**The records:**

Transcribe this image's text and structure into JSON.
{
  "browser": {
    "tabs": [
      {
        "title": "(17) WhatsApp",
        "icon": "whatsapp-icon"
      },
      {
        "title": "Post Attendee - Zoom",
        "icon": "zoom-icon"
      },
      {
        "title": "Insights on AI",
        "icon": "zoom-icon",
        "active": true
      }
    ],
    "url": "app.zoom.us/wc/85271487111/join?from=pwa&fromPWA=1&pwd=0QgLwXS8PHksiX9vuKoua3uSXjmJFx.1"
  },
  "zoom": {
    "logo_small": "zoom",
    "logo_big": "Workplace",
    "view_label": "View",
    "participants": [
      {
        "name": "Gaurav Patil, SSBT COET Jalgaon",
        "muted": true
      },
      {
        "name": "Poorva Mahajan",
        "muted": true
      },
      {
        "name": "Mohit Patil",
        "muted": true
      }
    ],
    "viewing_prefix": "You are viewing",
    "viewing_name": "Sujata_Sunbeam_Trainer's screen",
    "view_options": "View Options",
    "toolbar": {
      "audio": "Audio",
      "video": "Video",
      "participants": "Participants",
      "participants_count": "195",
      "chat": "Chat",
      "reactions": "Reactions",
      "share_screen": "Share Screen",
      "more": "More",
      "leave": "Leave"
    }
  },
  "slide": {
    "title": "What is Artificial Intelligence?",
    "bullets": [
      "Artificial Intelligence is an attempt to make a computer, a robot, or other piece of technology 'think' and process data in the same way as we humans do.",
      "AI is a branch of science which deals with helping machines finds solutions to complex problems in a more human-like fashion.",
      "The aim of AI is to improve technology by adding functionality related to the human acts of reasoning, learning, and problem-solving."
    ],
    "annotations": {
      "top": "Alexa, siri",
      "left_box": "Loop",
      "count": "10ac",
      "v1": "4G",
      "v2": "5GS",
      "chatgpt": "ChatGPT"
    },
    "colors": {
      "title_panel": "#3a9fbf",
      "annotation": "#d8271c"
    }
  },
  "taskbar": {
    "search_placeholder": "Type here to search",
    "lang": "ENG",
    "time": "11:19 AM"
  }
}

**The problem:** Reproduce all of the data exactly as given.

**Solution to this exercise:**
Transcribe this image's text and structure into JSON.
{
  "browser": {
    "tabs": [
      {
        "title": "(17) WhatsApp",
        "icon": "whatsapp-icon"
      },
      {
        "title": "Post Attendee - Zoom",
        "icon": "zoom-icon"
      },
      {
        "title": "Insights on AI",
        "icon": "zoom-icon",
        "active": true
      }
    ],
    "url": "app.zoom.us/wc/85271487111/join?from=pwa&fromPWA=1&pwd=0QgLwXS8PHksiX9vuKoua3uSXjmJFx.1"
  },
  "zoom": {
    "logo_small": "zoom",
    "logo_big": "Workplace",
    "view_label": "View",
    "participants": [
      {
        "name": "Gaurav Patil, SSBT COET Jalgaon",
        "muted": true
      },
      {
        "name": "Poorva Mahajan",
        "muted": true
      },
      {
        "name": "Mohit Patil",
        "muted": true
      }
    ],
    "viewing_prefix": "You are viewing",
    "viewing_name": "Sujata_Sunbeam_Trainer's screen",
    "view_options": "View Options",
    "toolbar": {
      "audio": "Audio",
      "video": "Video",
      "participants": "Participants",
      "participants_count": "195",
      "chat": "Chat",
      "reactions": "Reactions",
      "share_screen": "Share Screen",
      "more": "More",
      "leave": "Leave"
    }
  },
  "slide": {
    "title": "What is Artificial Intelligence?",
    "bullets": [
      "Artificial Intelligence is an attempt to make a computer, a robot, or other piece of technology 'think' and process data in the same way as we humans do.",
      "AI is a branch of science which deals with helping machines finds solutions to complex problems in a more human-like fashion.",
      "The aim of AI is to improve technology by adding functionality related to the human acts of reasoning, learning, and problem-solving."
    ],
    "annotations": {
      "top": "Alexa, siri",
      "left_box": "Loop",
      "count": "10ac",
      "v1": "4G",
      "v2": "5GS",
      "chatgpt": "ChatGPT"
    },
    "colors": {
      "title_panel": "#3a9fbf",
      "annotation": "#d8271c"
    }
  },
  "taskbar": {
    "search_placeholder": "Type here to search",
    "lang": "ENG",
    "time": "11:19 AM"
  }
}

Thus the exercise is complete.